→ Stated task
Gather the lines from the material that contain "shall".

→ Information provided
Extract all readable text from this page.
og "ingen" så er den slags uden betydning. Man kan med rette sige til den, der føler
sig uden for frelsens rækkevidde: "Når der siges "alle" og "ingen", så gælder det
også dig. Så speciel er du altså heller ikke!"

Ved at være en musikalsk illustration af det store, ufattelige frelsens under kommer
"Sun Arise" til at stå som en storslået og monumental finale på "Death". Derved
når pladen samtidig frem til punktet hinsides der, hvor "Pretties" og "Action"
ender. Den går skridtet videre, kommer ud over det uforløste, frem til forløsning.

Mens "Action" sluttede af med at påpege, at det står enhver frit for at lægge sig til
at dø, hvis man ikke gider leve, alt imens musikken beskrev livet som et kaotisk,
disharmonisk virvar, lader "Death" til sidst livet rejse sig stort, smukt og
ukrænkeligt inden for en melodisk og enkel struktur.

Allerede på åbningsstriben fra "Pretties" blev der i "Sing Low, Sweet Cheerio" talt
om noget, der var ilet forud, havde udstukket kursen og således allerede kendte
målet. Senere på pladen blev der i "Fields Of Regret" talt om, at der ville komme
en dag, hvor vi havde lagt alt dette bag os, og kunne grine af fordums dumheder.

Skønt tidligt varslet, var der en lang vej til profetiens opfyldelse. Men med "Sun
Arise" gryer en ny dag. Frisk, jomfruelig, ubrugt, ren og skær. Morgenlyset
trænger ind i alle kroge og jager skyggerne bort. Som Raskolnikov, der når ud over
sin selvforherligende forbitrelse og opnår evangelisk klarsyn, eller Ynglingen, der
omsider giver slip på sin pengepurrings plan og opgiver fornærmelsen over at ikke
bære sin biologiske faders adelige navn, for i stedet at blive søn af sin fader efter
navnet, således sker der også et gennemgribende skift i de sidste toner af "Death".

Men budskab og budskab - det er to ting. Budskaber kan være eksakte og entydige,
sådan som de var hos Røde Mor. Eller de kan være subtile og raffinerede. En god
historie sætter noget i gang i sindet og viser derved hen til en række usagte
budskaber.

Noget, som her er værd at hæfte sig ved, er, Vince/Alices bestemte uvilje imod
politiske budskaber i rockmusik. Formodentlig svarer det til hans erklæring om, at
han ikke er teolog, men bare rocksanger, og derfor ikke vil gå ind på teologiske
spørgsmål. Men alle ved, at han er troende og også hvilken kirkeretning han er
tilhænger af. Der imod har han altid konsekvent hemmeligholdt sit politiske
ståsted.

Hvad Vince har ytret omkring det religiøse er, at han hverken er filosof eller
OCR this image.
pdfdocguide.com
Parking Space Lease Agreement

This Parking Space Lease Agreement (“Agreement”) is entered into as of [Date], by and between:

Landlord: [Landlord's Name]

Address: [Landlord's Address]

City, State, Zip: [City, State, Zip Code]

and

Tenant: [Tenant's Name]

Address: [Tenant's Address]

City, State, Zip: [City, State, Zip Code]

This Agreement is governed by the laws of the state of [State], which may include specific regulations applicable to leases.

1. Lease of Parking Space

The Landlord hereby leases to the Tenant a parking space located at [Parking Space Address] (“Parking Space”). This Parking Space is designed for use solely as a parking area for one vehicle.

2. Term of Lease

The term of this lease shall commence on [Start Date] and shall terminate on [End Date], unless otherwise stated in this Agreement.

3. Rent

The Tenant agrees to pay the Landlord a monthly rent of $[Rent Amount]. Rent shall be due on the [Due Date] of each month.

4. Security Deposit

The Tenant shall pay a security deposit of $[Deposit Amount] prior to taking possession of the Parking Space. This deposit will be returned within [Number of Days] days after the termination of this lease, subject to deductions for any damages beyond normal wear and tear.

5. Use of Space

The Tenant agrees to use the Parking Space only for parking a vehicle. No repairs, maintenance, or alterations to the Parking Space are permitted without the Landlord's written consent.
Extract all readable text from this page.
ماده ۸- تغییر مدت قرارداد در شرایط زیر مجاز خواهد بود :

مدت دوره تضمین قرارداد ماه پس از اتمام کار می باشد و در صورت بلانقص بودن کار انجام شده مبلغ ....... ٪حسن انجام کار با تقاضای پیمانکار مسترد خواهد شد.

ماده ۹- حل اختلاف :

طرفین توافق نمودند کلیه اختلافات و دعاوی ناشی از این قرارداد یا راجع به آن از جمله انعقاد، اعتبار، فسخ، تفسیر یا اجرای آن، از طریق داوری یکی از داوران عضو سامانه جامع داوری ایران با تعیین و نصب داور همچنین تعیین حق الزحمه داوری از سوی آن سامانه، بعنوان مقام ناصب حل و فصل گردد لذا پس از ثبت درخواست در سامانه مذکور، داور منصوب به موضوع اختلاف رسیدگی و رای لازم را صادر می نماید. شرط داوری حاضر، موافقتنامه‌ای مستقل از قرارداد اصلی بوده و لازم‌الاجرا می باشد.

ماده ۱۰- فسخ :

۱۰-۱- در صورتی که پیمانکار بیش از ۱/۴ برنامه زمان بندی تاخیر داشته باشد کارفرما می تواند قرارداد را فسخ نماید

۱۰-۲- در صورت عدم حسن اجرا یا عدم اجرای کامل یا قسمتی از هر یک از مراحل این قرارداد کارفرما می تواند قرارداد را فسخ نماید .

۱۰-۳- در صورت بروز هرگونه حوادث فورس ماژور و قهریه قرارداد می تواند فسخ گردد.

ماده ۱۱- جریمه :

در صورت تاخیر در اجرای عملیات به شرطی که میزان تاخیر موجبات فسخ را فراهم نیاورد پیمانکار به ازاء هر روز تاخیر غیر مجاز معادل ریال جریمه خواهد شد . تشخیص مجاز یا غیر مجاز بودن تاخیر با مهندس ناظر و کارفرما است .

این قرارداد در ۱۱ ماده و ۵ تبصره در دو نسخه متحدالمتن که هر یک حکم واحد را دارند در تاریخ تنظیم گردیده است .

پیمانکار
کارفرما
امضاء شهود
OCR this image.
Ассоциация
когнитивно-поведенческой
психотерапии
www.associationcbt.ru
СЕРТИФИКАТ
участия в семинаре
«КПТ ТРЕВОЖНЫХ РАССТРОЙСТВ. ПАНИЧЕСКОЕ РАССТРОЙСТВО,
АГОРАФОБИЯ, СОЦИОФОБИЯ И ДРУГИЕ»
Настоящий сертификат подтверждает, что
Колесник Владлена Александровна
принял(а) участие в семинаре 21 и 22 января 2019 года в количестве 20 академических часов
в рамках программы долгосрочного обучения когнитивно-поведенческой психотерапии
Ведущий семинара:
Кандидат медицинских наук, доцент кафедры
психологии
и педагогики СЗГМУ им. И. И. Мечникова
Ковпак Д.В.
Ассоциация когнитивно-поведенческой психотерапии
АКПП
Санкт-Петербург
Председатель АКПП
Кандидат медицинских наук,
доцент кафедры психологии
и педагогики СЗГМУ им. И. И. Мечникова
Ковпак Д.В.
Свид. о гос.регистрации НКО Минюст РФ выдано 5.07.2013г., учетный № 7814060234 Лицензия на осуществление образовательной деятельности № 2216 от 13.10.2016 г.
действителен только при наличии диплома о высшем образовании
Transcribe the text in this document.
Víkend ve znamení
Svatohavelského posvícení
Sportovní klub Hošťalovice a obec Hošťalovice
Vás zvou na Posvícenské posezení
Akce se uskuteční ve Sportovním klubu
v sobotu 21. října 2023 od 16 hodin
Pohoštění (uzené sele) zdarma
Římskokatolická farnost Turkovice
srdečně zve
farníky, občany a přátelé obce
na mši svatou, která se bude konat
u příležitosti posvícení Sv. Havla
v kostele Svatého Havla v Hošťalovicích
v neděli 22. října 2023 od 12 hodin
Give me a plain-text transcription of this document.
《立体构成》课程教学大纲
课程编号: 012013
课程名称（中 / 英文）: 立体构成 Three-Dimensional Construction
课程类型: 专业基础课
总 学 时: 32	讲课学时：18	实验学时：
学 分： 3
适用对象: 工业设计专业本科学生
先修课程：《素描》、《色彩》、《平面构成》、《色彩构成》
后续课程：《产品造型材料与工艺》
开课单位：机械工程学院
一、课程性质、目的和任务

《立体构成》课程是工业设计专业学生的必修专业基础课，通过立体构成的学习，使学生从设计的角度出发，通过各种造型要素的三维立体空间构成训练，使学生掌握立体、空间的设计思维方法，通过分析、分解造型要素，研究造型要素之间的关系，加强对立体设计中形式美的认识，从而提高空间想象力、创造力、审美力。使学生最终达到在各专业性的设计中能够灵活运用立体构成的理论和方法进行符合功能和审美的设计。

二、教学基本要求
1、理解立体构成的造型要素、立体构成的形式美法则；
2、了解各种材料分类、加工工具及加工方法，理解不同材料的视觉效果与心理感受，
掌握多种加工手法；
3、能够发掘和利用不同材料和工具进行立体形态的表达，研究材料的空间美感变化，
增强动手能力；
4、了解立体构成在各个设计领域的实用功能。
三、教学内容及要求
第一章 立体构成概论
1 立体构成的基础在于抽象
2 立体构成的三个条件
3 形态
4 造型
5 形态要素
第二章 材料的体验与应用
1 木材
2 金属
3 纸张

→ Solution
The term of this lease shall commence on [Start Date] and shall terminate on [End Date], unless otherwise stated in this Agreement.
The Tenant agrees to pay the Landlord a monthly rent of $[Rent Amount]. Rent shall be due on the [Due Date] of each month.
The Tenant shall pay a security deposit of $[Deposit Amount] prior to taking possession of the Parking Space. This deposit will be returned within [Number of Days] days after the termination of this lease, subject to deductions for any damages beyond normal wear and tear.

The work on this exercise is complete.